# Requirements
All the data must come back unchanged, except that pictures are left out.

# Records supplied
::::::

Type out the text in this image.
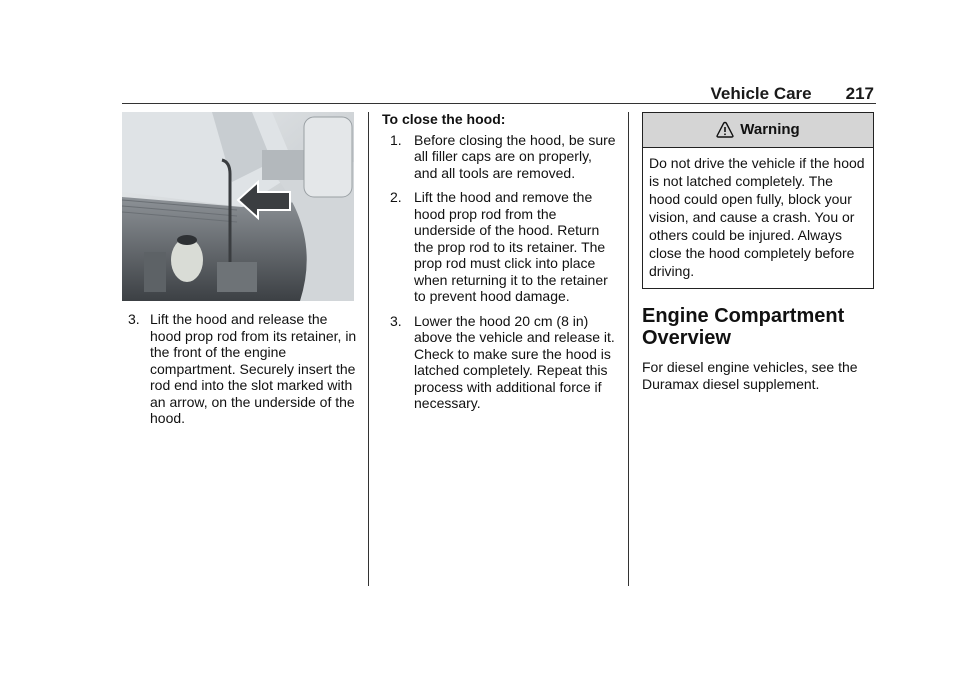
Vehicle Care 217
3. Lift the hood and release the hood prop rod from its retainer, in the front of the engine compartment. Securely insert the rod end into the slot marked with an arrow, on the underside of the hood.
To close the hood:
1. Before closing the hood, be sure all filler caps are on properly, and all tools are removed.
2. Lift the hood and remove the hood prop rod from the underside of the hood. Return the prop rod to its retainer. The prop rod must click into place when returning it to the retainer to prevent hood damage.
3. Lower the hood 20 cm (8 in) above the vehicle and release it. Check to make sure the hood is latched completely. Repeat this process with additional force if necessary.
Warning
Do not drive the vehicle if the hood is not latched completely. The hood could open fully, block your vision, and cause a crash. You or others could be injured. Always close the hood completely before driving.
Engine Compartment Overview
For diesel engine vehicles, see the Duramax diesel supplement.
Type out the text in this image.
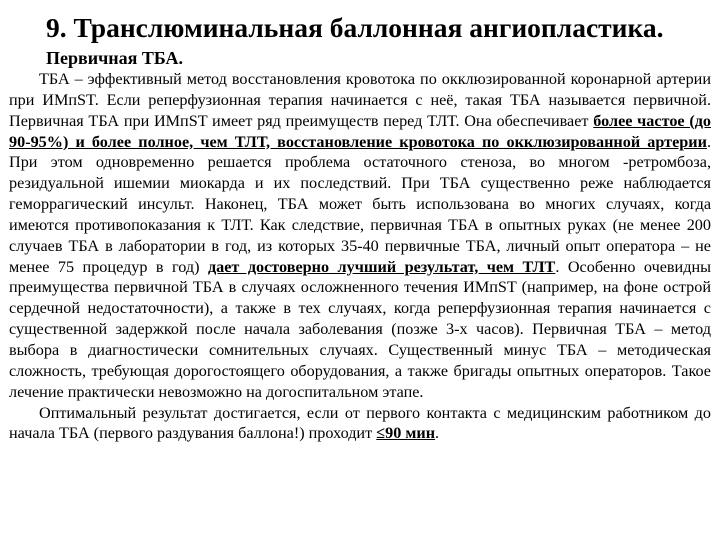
9. Транслюминальная баллонная ангиопластика.
Первичная ТБА.

ТБА – эффективный метод восстановления кровотока по окклюзированной коронарной артерии при ИМпST. Если реперфузионная терапия начинается с неё, такая ТБА называется первичной. Первичная ТБА при ИМпST имеет ряд преимуществ перед ТЛТ. Она обеспечивает более частое (до 90-95%) и более полное, чем ТЛТ, восстановление кровотока по окклюзированной артерии. При этом одновременно решается проблема остаточного стеноза, во многом -ретромбоза, резидуальной ишемии миокарда и их последствий. При ТБА существенно реже наблюдается геморрагический инсульт. Наконец, ТБА может быть использована во многих случаях, когда имеются противопоказания к ТЛТ. Как следствие, первичная ТБА в опытных руках (не менее 200 случаев ТБА в лаборатории в год, из которых 35-40 первичные ТБА, личный опыт оператора – не менее 75 процедур в год) дает достоверно лучший результат, чем ТЛТ. Особенно очевидны преимущества первичной ТБА в случаях осложненного течения ИМпST (например, на фоне острой сердечной недостаточности), а также в тех случаях, когда реперфузионная терапия начинается с существенной задержкой после начала заболевания (позже 3-х часов). Первичная ТБА – метод выбора в диагностически сомнительных случаях. Существенный минус ТБА – методическая сложность, требующая дорогостоящего оборудования, а также бригады опытных операторов. Такое лечение практически невозможно на догоспитальном этапе.

Оптимальный результат достигается, если от первого контакта с медицинским работником до начала ТБА (первого раздувания баллона!) проходит ≤90 мин.
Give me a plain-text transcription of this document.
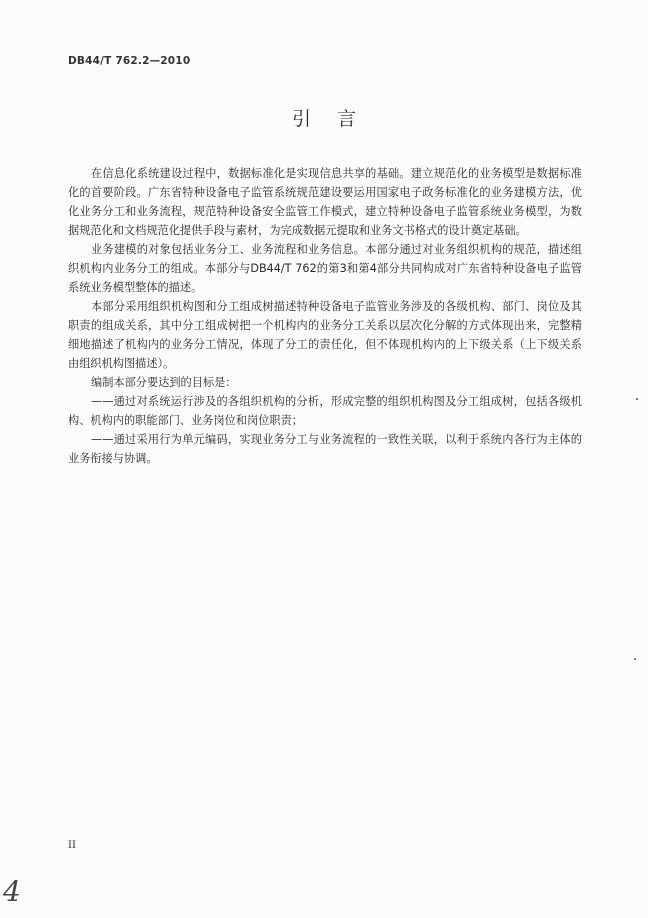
DB44/T 762.2—2010
引言

在信息化系统建设过程中，数据标准化是实现信息共享的基础。建立规范化的业务模型是数据标准化的首要阶段。广东省特种设备电子监管系统规范建设要运用国家电子政务标准化的业务建模方法，优化业务分工和业务流程，规范特种设备安全监管工作模式，建立特种设备电子监管系统业务模型，为数据规范化和文档规范化提供手段与素材，为完成数据元提取和业务文书格式的设计奠定基础。

业务建模的对象包括业务分工、业务流程和业务信息。本部分通过对业务组织机构的规范，描述组织机构内业务分工的组成。本部分与DB44/T 762的第3和第4部分共同构成对广东省特种设备电子监管系统业务模型整体的描述。

本部分采用组织机构图和分工组成树描述特种设备电子监管业务涉及的各级机构、部门、岗位及其职责的组成关系，其中分工组成树把一个机构内的业务分工关系以层次化分解的方式体现出来，完整精细地描述了机构内的业务分工情况，体现了分工的责任化，但不体现机构内的上下级关系（上下级关系由组织机构图描述）。

编制本部分要达到的目标是：

——通过对系统运行涉及的各组织机构的分析，形成完整的组织机构图及分工组成树，包括各级机构、机构内的职能部门、业务岗位和岗位职责；

——通过采用行为单元编码，实现业务分工与业务流程的一致性关联，以利于系统内各行为主体的业务衔接与协调。

II
4
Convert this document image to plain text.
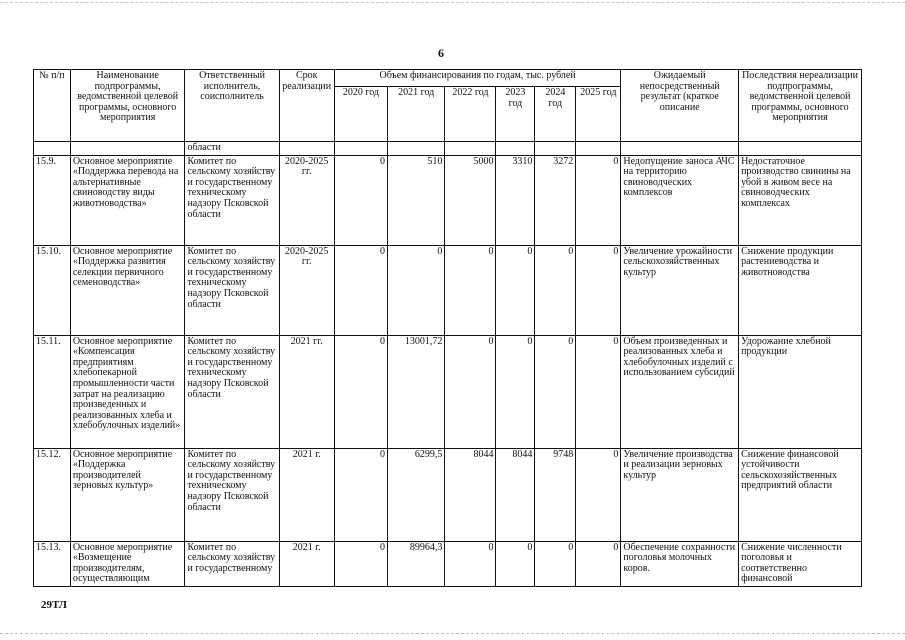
6
№ п/п	Наименование подпрограммы, ведомственной целевой программы, основного мероприятия	Ответственный исполнитель, соисполнитель	Срок реализации	Объем финансирования по годам, тыс. рублей						Ожидаемый непосредственный результат (краткое описание	Последствия нереализации подпрограммы, ведомственной целевой программы, основного мероприятия
				2020 год	2021 год	2022 год	2023 год	2024 год	2025 год		
		области									
15.9.	Основное мероприятие «Поддержка перевода на альтернативные свиноводству виды животноводства»	Комитет по сельскому хозяйству и государственному техническому надзору Псковской области	2020-2025 гг.	0	510	5000	3310	3272	0	Недопущение заноса АЧС на территорию свиноводческих комплексов	Недостаточное производство свинины на убой в живом весе на свиноводческих комплексах
15.10.	Основное мероприятие «Поддержка развития селекции первичного семеноводства»	Комитет по сельскому хозяйству и государственному техническому надзору Псковской области	2020-2025 гг.	0	0	0	0	0	0	Увеличение урожайности сельскохозяйственных культур	Снижение продукции растениеводства и животноводства
15.11.	Основное мероприятие «Компенсация предприятиям хлебопекарной промышленности части затрат на реализацию произведенных и реализованных хлеба и хлебобулочных изделий»	Комитет по сельскому хозяйству и государственному техническому надзору Псковской области	2021 гг.	0	13001,72	0	0	0	0	Объем произведенных и реализованных хлеба и хлебобулочных изделий с использованием субсидий	Удорожание хлебной продукции
15.12.	Основное мероприятие «Поддержка производителей зерновых культур»	Комитет по сельскому хозяйству и государственному техническому надзору Псковской области	2021 г.	0	6299,5	8044	8044	9748	0	Увеличение производства и реализации зерновых культур	Снижение финансовой устойчивости сельскохозяйственных предприятий области
15.13.	Основное мероприятие «Возмещение производителям, осуществляющим	Комитет по сельскому хозяйству и государственному	2021 г.	0	89964,3	0	0	0	0	Обеспечение сохранности поголовья молочных коров.	Снижение численности поголовья и соответственно финансовой
29ТЛ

::::::

# Reply
Type out the text in this image.
Vehicle Care 217
3. Lift the hood and release the hood prop rod from its retainer, in the front of the engine compartment. Securely insert the rod end into the slot marked with an arrow, on the underside of the hood.
To close the hood:
1. Before closing the hood, be sure all filler caps are on properly, and all tools are removed.
2. Lift the hood and remove the hood prop rod from the underside of the hood. Return the prop rod to its retainer. The prop rod must click into place when returning it to the retainer to prevent hood damage.
3. Lower the hood 20 cm (8 in) above the vehicle and release it. Check to make sure the hood is latched completely. Repeat this process with additional force if necessary.
Warning
Do not drive the vehicle if the hood is not latched completely. The hood could open fully, block your vision, and cause a crash. You or others could be injured. Always close the hood completely before driving.
Engine Compartment Overview
For diesel engine vehicles, see the Duramax diesel supplement.
Type out the text in this image.
9. Транслюминальная баллонная ангиопластика.
Первичная ТБА.

ТБА – эффективный метод восстановления кровотока по окклюзированной коронарной артерии при ИМпST. Если реперфузионная терапия начинается с неё, такая ТБА называется первичной. Первичная ТБА при ИМпST имеет ряд преимуществ перед ТЛТ. Она обеспечивает более частое (до 90-95%) и более полное, чем ТЛТ, восстановление кровотока по окклюзированной артерии. При этом одновременно решается проблема остаточного стеноза, во многом -ретромбоза, резидуальной ишемии миокарда и их последствий. При ТБА существенно реже наблюдается геморрагический инсульт. Наконец, ТБА может быть использована во многих случаях, когда имеются противопоказания к ТЛТ. Как следствие, первичная ТБА в опытных руках (не менее 200 случаев ТБА в лаборатории в год, из которых 35-40 первичные ТБА, личный опыт оператора – не менее 75 процедур в год) дает достоверно лучший результат, чем ТЛТ. Особенно очевидны преимущества первичной ТБА в случаях осложненного течения ИМпST (например, на фоне острой сердечной недостаточности), а также в тех случаях, когда реперфузионная терапия начинается с существенной задержкой после начала заболевания (позже 3-х часов). Первичная ТБА – метод выбора в диагностически сомнительных случаях. Существенный минус ТБА – методическая сложность, требующая дорогостоящего оборудования, а также бригады опытных операторов. Такое лечение практически невозможно на догоспитальном этапе.

Оптимальный результат достигается, если от первого контакта с медицинским работником до начала ТБА (первого раздувания баллона!) проходит ≤90 мин.
Give me a plain-text transcription of this document.
DB44/T 762.2—2010
引言

在信息化系统建设过程中，数据标准化是实现信息共享的基础。建立规范化的业务模型是数据标准化的首要阶段。广东省特种设备电子监管系统规范建设要运用国家电子政务标准化的业务建模方法，优化业务分工和业务流程，规范特种设备安全监管工作模式，建立特种设备电子监管系统业务模型，为数据规范化和文档规范化提供手段与素材，为完成数据元提取和业务文书格式的设计奠定基础。

业务建模的对象包括业务分工、业务流程和业务信息。本部分通过对业务组织机构的规范，描述组织机构内业务分工的组成。本部分与DB44/T 762的第3和第4部分共同构成对广东省特种设备电子监管系统业务模型整体的描述。

本部分采用组织机构图和分工组成树描述特种设备电子监管业务涉及的各级机构、部门、岗位及其职责的组成关系，其中分工组成树把一个机构内的业务分工关系以层次化分解的方式体现出来，完整精细地描述了机构内的业务分工情况，体现了分工的责任化，但不体现机构内的上下级关系（上下级关系由组织机构图描述）。

编制本部分要达到的目标是：

——通过对系统运行涉及的各组织机构的分析，形成完整的组织机构图及分工组成树，包括各级机构、机构内的职能部门、业务岗位和岗位职责；

——通过采用行为单元编码，实现业务分工与业务流程的一致性关联，以利于系统内各行为主体的业务衔接与协调。

II
4
Convert this document image to plain text.
6
№ п/п	Наименование подпрограммы, ведомственной целевой программы, основного мероприятия	Ответственный исполнитель, соисполнитель	Срок реализации	Объем финансирования по годам, тыс. рублей						Ожидаемый непосредственный результат (краткое описание	Последствия нереализации подпрограммы, ведомственной целевой программы, основного мероприятия
				2020 год	2021 год	2022 год	2023 год	2024 год	2025 год		
		области									
15.9.	Основное мероприятие «Поддержка перевода на альтернативные свиноводству виды животноводства»	Комитет по сельскому хозяйству и государственному техническому надзору Псковской области	2020-2025 гг.	0	510	5000	3310	3272	0	Недопущение заноса АЧС на территорию свиноводческих комплексов	Недостаточное производство свинины на убой в живом весе на свиноводческих комплексах
15.10.	Основное мероприятие «Поддержка развития селекции первичного семеноводства»	Комитет по сельскому хозяйству и государственному техническому надзору Псковской области	2020-2025 гг.	0	0	0	0	0	0	Увеличение урожайности сельскохозяйственных культур	Снижение продукции растениеводства и животноводства
15.11.	Основное мероприятие «Компенсация предприятиям хлебопекарной промышленности части затрат на реализацию произведенных и реализованных хлеба и хлебобулочных изделий»	Комитет по сельскому хозяйству и государственному техническому надзору Псковской области	2021 гг.	0	13001,72	0	0	0	0	Объем произведенных и реализованных хлеба и хлебобулочных изделий с использованием субсидий	Удорожание хлебной продукции
15.12.	Основное мероприятие «Поддержка производителей зерновых культур»	Комитет по сельскому хозяйству и государственному техническому надзору Псковской области	2021 г.	0	6299,5	8044	8044	9748	0	Увеличение производства и реализации зерновых культур	Снижение финансовой устойчивости сельскохозяйственных предприятий области
15.13.	Основное мероприятие «Возмещение производителям, осуществляющим	Комитет по сельскому хозяйству и государственному	2021 г.	0	89964,3	0	0	0	0	Обеспечение сохранности поголовья молочных коров.	Снижение численности поголовья и соответственно финансовой
29ТЛ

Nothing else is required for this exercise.